++++ Data to process ++++
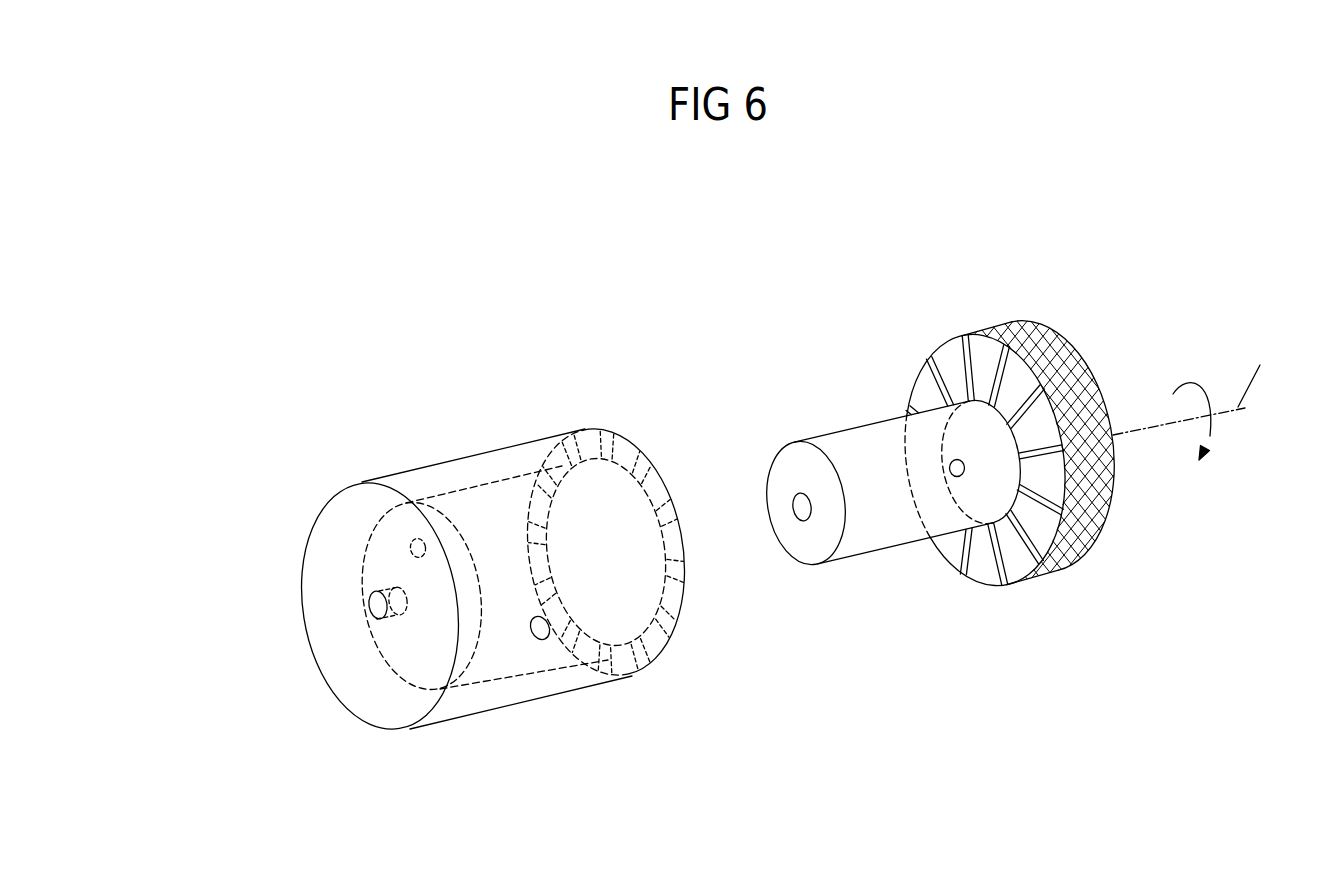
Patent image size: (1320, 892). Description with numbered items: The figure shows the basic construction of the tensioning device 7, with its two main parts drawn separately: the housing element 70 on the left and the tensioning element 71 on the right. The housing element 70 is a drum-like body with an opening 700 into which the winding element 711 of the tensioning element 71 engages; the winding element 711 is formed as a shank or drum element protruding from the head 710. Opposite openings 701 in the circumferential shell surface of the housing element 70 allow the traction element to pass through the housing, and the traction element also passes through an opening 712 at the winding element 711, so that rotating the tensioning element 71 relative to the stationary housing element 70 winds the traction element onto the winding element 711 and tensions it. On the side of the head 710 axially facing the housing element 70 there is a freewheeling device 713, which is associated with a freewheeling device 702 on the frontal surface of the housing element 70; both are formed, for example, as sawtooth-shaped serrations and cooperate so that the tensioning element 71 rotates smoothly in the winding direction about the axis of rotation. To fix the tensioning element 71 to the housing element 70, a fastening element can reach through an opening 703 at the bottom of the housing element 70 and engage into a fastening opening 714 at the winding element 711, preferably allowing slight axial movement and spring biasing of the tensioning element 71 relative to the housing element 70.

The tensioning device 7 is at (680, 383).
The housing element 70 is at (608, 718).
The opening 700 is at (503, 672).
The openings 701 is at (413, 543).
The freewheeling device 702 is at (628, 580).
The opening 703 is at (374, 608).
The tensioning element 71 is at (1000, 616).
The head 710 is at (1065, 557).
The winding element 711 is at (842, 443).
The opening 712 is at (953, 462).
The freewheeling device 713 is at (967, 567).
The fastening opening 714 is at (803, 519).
++++
• _Description of the task_: Lay out every text line of the data above as a Markdown table with the columns "Row" and "Line," numbering each row and skipping blank lines. Leave the pictures out of the answer.

• _Task output_:
| Row | Line |
|---|---|
| 1 | Patent image size: (1320, 892). Description with numbered items: The figure shows the basic construction of the tensioning device 7, with its two main parts drawn separately: the housing element 70 on the left and the tensioning element 71 on the right. The housing element 70 is a drum-like body with an opening 700 into which the winding element 711 of the tensioning element 71 engages; the winding element 711 is formed as a shank or drum element protruding from the head 710. Opposite openings 701 in the circumferential shell surface of the housing element 70 allow the traction element to pass through the housing, and the traction element also passes through an opening 712 at the winding element 711, so that rotating the tensioning element 71 relative to the stationary housing element 70 winds the traction element onto the winding element 711 and tensions it. On the side of the head 710 axially facing the housing element 70 there is a freewheeling device 713, which is associated with a freewheeling device 702 on the frontal surface of the housing element 70; both are formed, for example, as sawtooth-shaped serrations and cooperate so that the tensioning element 71 rotates smoothly in the winding direction about the axis of rotation. To fix the tensioning element 71 to the housing element 70, a fastening element can reach through an opening 703 at the bottom of the housing element 70 and engage into a fastening opening 714 at the winding element 711, preferably allowing slight axial movement and spring biasing of the tensioning element 71 relative to the housing element 70. |
| 2 | The tensioning device 7 is at (680, 383). |
| 3 | The housing element 70 is at (608, 718). |
| 4 | The opening 700 is at (503, 672). |
| 5 | The openings 701 is at (413, 543). |
| 6 | The freewheeling device 702 is at (628, 580). |
| 7 | The opening 703 is at (374, 608). |
| 8 | The tensioning element 71 is at (1000, 616). |
| 9 | The head 710 is at (1065, 557). |
| 10 | The winding element 711 is at (842, 443). |
| 11 | The opening 712 is at (953, 462). |
| 12 | The freewheeling device 713 is at (967, 567). |
| 13 | The fastening opening 714 is at (803, 519). |